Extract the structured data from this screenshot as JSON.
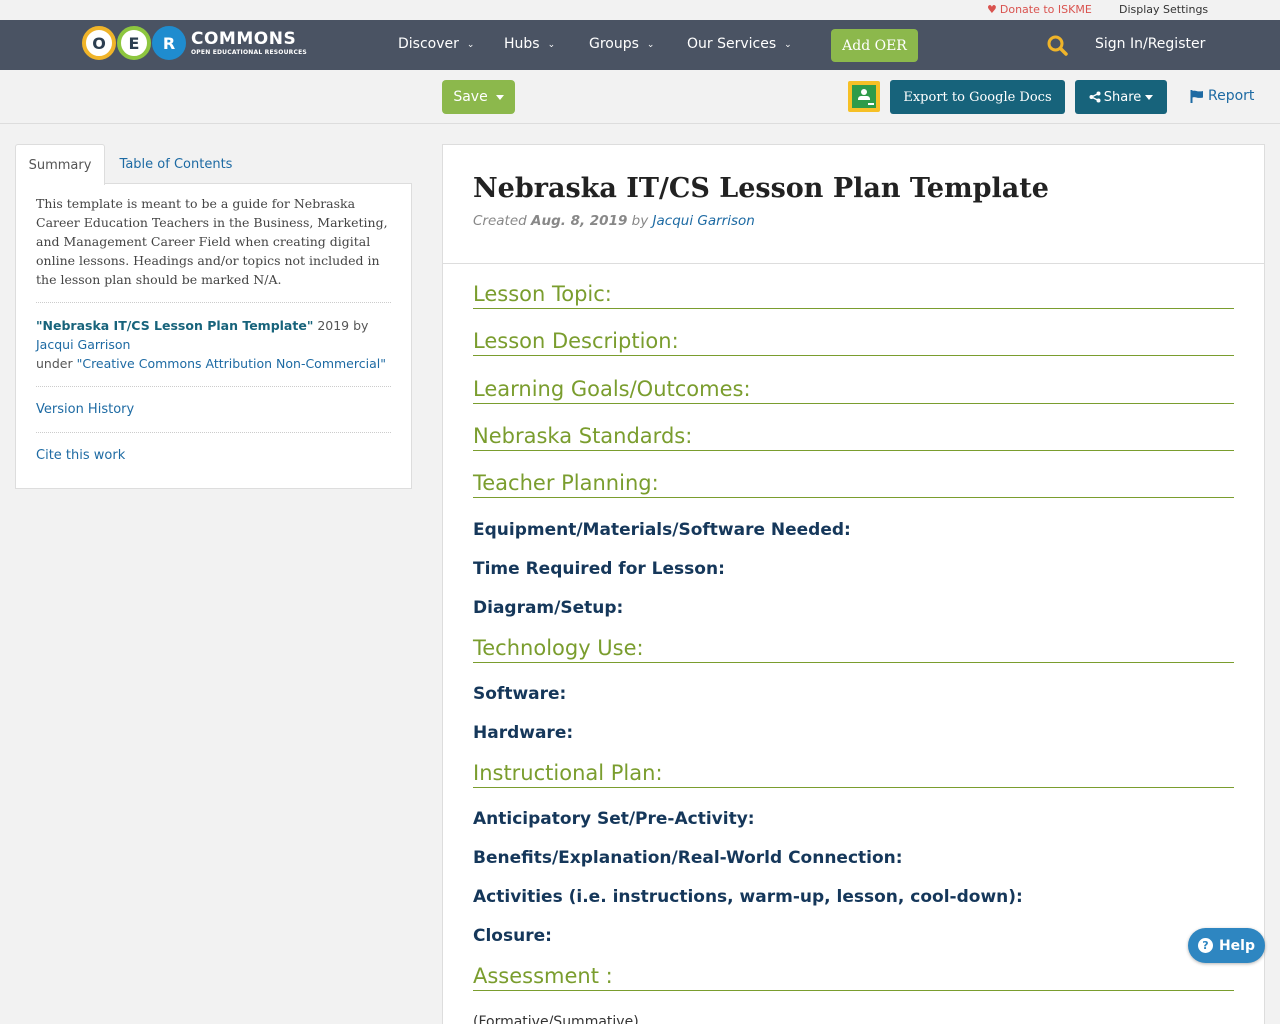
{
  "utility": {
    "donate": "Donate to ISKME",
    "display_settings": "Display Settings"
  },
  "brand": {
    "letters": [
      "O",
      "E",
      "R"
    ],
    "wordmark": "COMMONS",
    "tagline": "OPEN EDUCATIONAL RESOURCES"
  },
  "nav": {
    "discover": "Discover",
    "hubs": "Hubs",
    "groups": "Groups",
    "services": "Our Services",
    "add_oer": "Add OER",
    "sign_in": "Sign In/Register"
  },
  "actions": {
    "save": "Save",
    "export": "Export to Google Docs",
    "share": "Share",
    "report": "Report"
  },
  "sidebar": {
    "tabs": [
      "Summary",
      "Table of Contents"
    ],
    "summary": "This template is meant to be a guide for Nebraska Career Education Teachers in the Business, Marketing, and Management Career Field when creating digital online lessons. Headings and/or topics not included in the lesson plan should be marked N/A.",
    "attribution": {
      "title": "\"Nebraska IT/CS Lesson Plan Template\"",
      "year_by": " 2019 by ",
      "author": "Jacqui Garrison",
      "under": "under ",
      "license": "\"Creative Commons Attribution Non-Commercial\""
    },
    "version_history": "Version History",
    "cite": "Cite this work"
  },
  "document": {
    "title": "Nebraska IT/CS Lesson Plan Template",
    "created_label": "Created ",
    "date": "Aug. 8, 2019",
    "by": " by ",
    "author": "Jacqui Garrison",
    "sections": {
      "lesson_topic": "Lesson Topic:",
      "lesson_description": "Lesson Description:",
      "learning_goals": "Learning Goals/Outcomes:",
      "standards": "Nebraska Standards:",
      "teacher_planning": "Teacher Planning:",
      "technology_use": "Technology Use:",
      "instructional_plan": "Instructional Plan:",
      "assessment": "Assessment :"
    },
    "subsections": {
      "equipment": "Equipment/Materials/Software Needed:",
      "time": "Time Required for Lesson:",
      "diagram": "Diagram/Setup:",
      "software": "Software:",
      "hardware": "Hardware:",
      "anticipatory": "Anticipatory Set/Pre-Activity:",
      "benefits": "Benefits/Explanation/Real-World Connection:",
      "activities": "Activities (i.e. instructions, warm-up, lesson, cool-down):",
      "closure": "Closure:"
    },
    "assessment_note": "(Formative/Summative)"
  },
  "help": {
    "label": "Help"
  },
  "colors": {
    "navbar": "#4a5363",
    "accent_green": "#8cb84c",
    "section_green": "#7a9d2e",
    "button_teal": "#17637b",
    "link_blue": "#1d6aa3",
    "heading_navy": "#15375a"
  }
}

---

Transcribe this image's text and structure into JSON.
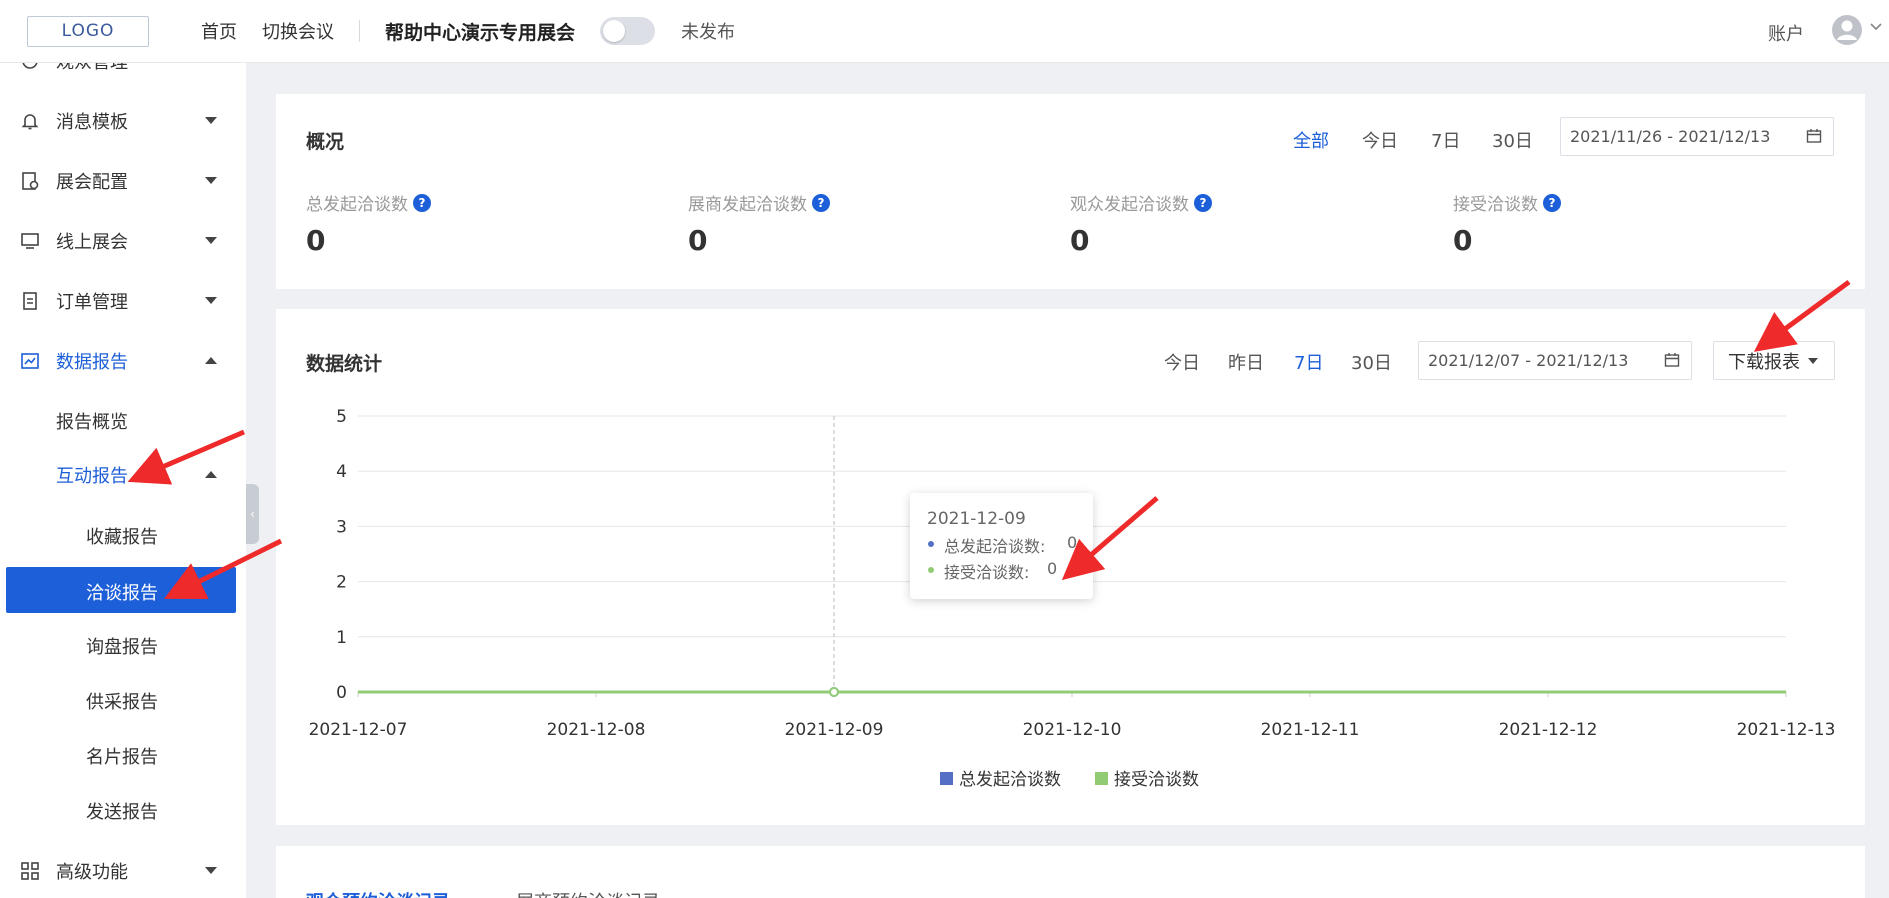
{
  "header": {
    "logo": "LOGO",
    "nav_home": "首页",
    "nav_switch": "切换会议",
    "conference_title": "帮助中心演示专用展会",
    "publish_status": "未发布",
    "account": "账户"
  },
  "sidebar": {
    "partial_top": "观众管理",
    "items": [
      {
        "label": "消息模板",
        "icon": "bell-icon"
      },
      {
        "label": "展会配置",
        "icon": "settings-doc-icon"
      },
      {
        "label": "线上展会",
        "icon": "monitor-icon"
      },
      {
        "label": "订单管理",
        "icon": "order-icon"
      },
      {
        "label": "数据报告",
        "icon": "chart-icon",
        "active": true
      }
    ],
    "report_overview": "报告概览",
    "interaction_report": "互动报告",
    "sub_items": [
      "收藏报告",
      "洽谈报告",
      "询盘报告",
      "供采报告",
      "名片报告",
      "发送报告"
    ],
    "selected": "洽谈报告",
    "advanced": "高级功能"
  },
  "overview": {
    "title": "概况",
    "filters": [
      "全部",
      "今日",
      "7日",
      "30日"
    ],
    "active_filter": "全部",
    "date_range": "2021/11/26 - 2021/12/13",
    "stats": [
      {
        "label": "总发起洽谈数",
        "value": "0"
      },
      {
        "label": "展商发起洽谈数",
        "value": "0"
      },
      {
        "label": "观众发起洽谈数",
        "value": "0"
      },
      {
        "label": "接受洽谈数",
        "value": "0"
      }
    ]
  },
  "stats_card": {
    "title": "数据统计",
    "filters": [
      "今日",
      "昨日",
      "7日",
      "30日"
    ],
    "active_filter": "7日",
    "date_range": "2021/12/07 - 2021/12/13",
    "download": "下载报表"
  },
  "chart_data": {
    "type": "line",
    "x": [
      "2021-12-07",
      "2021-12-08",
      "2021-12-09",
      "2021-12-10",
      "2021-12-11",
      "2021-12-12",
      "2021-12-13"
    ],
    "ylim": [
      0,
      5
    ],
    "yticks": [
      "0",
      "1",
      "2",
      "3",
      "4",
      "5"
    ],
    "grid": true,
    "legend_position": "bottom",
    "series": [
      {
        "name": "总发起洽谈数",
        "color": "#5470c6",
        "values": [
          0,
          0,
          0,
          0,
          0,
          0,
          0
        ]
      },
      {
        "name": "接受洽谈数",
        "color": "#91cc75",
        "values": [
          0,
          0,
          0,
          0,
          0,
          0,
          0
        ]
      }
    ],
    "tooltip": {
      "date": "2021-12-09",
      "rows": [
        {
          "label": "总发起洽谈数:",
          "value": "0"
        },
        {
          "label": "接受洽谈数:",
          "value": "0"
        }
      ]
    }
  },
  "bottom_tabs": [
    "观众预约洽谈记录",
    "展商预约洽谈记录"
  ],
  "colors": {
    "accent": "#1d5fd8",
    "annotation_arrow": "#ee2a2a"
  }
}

...

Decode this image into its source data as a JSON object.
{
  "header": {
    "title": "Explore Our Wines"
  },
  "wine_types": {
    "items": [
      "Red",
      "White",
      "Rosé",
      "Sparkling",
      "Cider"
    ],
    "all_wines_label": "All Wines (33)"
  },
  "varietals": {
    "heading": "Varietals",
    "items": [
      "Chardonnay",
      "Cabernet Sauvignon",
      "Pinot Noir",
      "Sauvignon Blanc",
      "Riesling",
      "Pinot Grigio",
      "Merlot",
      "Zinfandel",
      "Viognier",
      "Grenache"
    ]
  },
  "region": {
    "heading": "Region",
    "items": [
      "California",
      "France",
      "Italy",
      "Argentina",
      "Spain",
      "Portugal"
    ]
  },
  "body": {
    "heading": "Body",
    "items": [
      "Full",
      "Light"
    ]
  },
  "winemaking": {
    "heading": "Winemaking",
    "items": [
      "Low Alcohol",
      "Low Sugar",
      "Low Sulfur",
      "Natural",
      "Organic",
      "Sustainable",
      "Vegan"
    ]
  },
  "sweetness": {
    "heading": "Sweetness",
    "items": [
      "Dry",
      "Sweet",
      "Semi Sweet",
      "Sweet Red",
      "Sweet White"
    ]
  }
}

- TASK BRIEF
Gather all lines with the string "Sauvignon" from the data.

- THE OUTPUT
      "Cabernet Sauvignon",
      "Sauvignon Blanc",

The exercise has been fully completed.